━━ Material provided ━━

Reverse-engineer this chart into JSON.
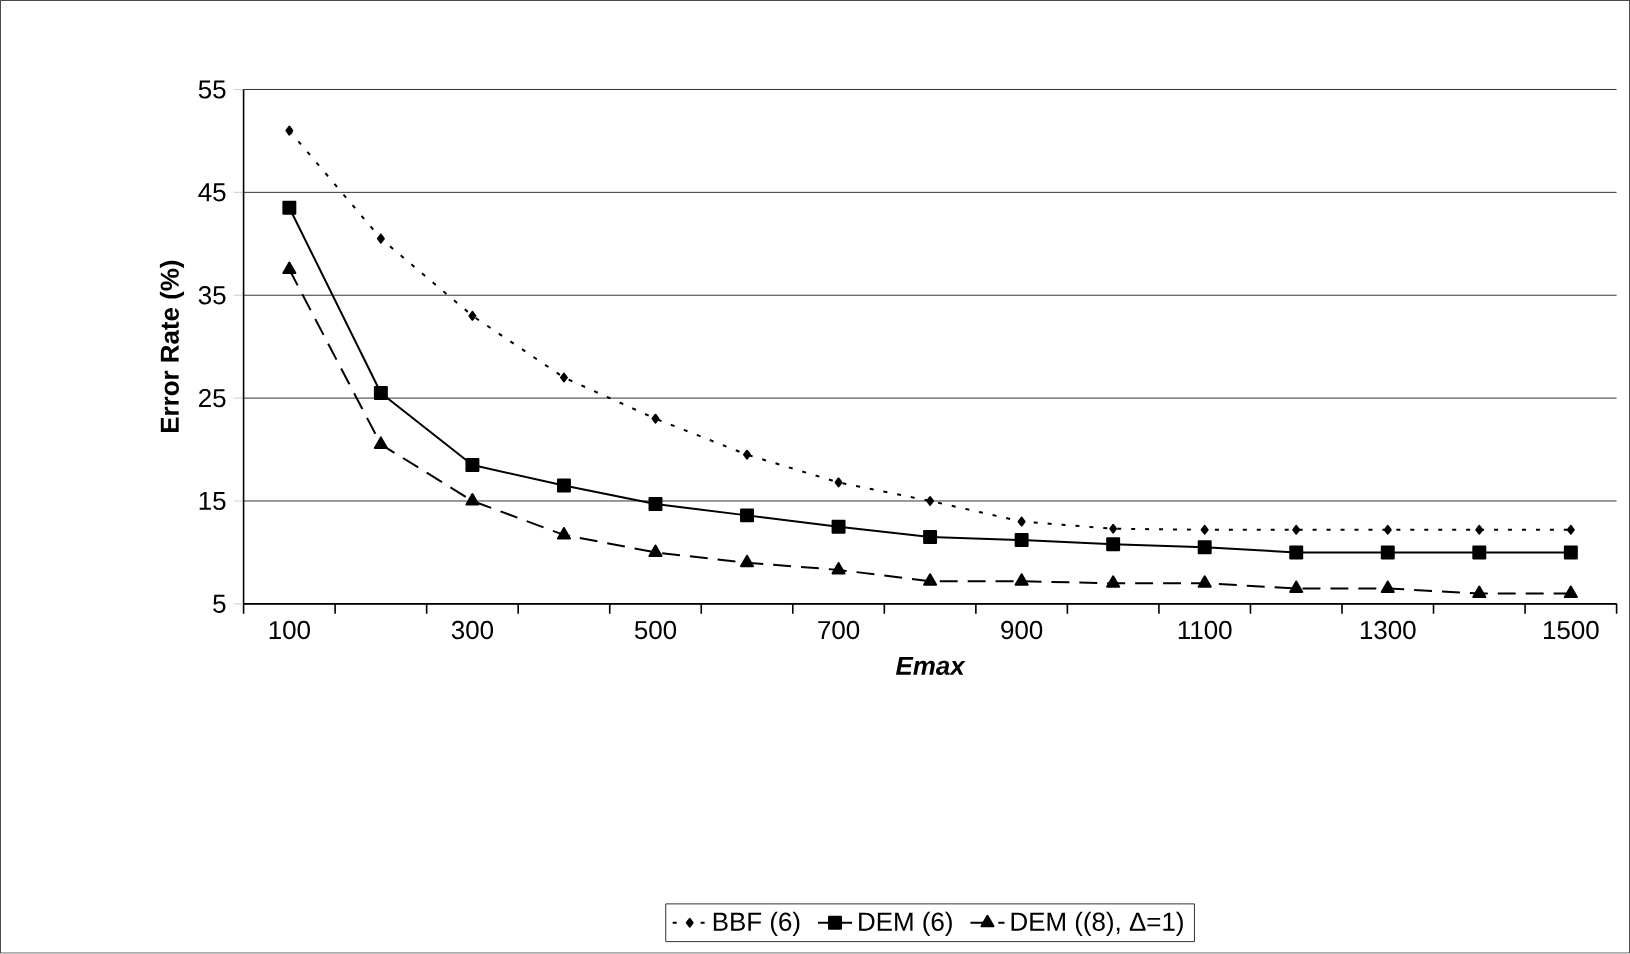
{
  "chart_data": {
    "type": "line",
    "xlabel": "Emax",
    "ylabel": "Error Rate (%)",
    "categories": [
      "100",
      null,
      "300",
      null,
      "500",
      null,
      "700",
      null,
      "900",
      null,
      "1100",
      null,
      "1300",
      null,
      "1500"
    ],
    "series": [
      {
        "name": "BBF (6)",
        "color": "#000000",
        "marker": "diamond",
        "line_style": "dotted",
        "values": [
          51,
          40.5,
          33,
          27,
          23,
          19.5,
          16.8,
          15,
          13,
          12.3,
          12.2,
          12.2,
          12.2,
          12.2,
          12.2
        ]
      },
      {
        "name": "DEM (6)",
        "color": "#000000",
        "marker": "square",
        "line_style": "solid",
        "values": [
          43.5,
          25.5,
          18.5,
          16.5,
          14.7,
          13.6,
          12.5,
          11.5,
          11.2,
          10.8,
          10.5,
          10,
          10,
          10,
          10
        ]
      },
      {
        "name": "DEM ((8), Δ=1)",
        "color": "#000000",
        "marker": "triangle",
        "line_style": "dashed",
        "values": [
          37.5,
          20.5,
          15,
          11.7,
          10,
          9,
          8.3,
          7.2,
          7.2,
          7,
          7,
          6.5,
          6.5,
          6,
          6
        ]
      }
    ],
    "ylim": [
      5,
      55
    ],
    "yticks": [
      5,
      15,
      25,
      35,
      45,
      55
    ],
    "grid": "y",
    "legend": "bottom"
  }
}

━━━

§ **What is being asked**
Count the lines above that contain the word "marker", and give only that number.

§ **Answer to this problem**
3